● STUDY QUESTIONS
• A. Answer these questions about the abstract below on serum neurofilament light chain after nerve trauma:
(i) On which days after injury were serum samples retrieved?
(ii) How large were the increases in serum NfL one day after sciatic and after common peroneal nerve injury?
(iii) Which two conventional methods of nerve injury diagnosis does the abstract name?
• B. Write what comes next in the abstract below on serum neurofilament light chain after nerve trauma, starting after its last line.

● TEXT UNDER STUDY
Serum neurofilament light chain measurements following nerve trauma

Abstract

Background: Optimal functional recovery following peripheral nerve injuries (PNIs) is dependent upon early recognition and prompt referral to specialist centres for appropriate surgical intervention. Technologies which facilitate the early detection of PNI would allow faster referral rates and encourage improvements in patient outcomes. Serum Neurofilament light chain (NfL) measurements are cheaper to perform, easier to access and interpret than many conventional methods used for nerve injury diagnosis, such as electromyography and/or magnetic resonance imaging assessments, but changes in serum NfL levels following traumatic PNI have not been investigated. This pre-clinical study aimed to determine whether serum NfL levels can: (1) detect the presence of a nerve trauma and (2) delineate between different severities of nerve trauma.

Methods: A rat sciatic nerve crush and common peroneal nerve crush were implemented as controlled animal models of nerve injury. At 1-, 3-, 7- and 21-days post-injury, serum samples were retrieved for analysis using the SIMOA® NfL analyser kit. Nerve samples were also retrieved for histological analysis. Static sciatic index (SSI) was measured at regular time intervals following injury.

Results: Significant 45-fold and 20-fold increases in NfL serum levels were seen 1-day post-injury following sciatic and common peroneal nerve injury, respectively. This corresponded with an eightfold higher volume of axons injured in the sciatic compared to the common peroneal nerve (p < .001). SSI measurements post-injury revealed greater reduction in function in the sciatic crush group compared with the common peroneal crush group.

Conclusions: NfL serum measurements represent a promising method for detecting traumatic PNI and stratifying their severity. Clinical translation of these findings could provide a powerful tool to improve the surgical management of nerve-injured patients.

Keywords: biomarker; diagnosis; nerve crush; nerve injury; serum.

● RECORDS PROVIDED
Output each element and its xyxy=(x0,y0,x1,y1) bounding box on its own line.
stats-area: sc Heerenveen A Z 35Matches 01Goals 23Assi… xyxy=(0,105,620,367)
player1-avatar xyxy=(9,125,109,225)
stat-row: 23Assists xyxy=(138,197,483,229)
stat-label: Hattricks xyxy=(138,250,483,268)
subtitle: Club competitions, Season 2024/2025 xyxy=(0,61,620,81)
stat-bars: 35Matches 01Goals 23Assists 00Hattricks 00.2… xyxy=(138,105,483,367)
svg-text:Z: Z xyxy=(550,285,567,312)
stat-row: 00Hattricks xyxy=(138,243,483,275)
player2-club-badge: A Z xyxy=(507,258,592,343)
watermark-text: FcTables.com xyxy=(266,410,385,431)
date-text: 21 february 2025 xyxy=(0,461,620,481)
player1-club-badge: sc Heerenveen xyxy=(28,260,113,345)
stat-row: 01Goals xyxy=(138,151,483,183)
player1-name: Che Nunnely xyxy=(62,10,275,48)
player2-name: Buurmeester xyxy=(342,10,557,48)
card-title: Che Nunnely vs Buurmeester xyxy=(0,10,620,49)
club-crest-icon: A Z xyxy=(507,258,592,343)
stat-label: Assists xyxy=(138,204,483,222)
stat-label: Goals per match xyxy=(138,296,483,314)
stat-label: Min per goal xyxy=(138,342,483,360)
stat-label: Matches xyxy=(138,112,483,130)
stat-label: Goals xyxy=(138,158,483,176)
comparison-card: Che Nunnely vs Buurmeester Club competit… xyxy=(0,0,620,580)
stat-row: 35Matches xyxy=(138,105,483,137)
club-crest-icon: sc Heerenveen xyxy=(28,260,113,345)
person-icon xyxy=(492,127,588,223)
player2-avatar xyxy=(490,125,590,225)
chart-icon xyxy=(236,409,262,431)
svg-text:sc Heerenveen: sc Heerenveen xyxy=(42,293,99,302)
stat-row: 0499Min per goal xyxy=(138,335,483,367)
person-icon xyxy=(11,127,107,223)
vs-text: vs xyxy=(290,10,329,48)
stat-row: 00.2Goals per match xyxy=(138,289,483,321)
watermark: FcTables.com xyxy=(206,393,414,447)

● EXPECTED RESPONSES
• A.
(i) Days 1, 3, 7 and 21 after injury.
(ii) A 45-fold increase after sciatic nerve injury and a 20-fold increase after common peroneal nerve injury.
(iii) Electromyography and magnetic resonance imaging assessments.

• B.
FIGURE 1

Serum concentration of neurofilament light chain (NfL) increases following nerve injury. NfL concentration was measured in serum samples retrieved from rats following surgical crush injury of the sciatic or common peroneal nerve (n = 5 animals for all data points except 21 days where n = 3). Data points represent the mean ± standard deviation. Dotted line indicates serum NfL concentration (0.05 ± 0.2 pg/mL) in uninjured control animals (n = 10). ***p < .001, **p < .001, mixed‐effects analysis with Sidak's multiple comparisons test comparing the two injury groups at each time point. ####p < .0001, ##p < .01, ANOVA with Tukey's multiple comparisons test comparing each injury group at each time point to baseline uninjured control.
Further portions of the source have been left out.